begin Excerpted data

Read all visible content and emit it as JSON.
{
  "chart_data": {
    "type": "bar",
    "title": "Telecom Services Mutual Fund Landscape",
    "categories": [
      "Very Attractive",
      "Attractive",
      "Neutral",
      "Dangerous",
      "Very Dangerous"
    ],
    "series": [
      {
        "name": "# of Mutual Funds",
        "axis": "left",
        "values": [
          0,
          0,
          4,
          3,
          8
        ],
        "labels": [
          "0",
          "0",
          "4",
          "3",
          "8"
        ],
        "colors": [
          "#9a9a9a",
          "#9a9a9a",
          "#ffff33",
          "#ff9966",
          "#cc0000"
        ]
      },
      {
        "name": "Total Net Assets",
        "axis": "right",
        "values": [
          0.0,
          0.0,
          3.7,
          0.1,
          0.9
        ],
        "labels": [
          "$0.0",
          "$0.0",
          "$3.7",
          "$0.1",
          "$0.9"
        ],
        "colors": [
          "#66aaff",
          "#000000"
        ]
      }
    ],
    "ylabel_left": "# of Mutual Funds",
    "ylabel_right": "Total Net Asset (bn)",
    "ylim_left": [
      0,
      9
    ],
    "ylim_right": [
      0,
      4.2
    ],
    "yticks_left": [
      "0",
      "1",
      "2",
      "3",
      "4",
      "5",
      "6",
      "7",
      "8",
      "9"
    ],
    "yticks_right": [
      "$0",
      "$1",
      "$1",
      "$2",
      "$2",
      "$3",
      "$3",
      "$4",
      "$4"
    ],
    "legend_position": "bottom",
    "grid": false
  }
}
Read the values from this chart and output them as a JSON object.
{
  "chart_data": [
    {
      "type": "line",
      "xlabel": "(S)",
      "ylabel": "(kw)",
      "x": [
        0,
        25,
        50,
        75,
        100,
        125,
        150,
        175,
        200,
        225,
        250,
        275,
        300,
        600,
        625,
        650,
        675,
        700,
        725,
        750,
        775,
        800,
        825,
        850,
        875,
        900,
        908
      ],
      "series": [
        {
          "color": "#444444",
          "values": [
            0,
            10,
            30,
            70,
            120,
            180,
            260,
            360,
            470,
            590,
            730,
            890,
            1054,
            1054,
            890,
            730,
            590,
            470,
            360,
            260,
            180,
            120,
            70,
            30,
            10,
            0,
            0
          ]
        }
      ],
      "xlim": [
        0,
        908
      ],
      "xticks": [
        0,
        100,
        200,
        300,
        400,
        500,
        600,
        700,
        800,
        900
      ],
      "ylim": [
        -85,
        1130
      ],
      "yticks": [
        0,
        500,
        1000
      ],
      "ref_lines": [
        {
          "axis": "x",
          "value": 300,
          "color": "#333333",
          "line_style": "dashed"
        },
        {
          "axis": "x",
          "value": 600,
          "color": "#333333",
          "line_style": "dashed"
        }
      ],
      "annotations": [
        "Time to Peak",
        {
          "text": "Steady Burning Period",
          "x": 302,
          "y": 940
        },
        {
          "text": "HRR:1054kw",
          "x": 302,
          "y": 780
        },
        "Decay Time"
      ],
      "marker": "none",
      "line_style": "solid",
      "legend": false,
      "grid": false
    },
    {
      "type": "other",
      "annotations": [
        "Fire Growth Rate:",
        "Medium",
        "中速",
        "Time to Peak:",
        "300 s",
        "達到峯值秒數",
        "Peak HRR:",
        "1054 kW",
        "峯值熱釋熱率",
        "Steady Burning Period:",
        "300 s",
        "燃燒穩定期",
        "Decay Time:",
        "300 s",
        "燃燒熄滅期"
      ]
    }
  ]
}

end Excerpted data

▶ Exercise description: Which lines in the records above contain the string "values"? Copy each one.

▶ Result:
        "values": [
        "values": [
Read the values from this chart and output them as a JSON object.
          "values": [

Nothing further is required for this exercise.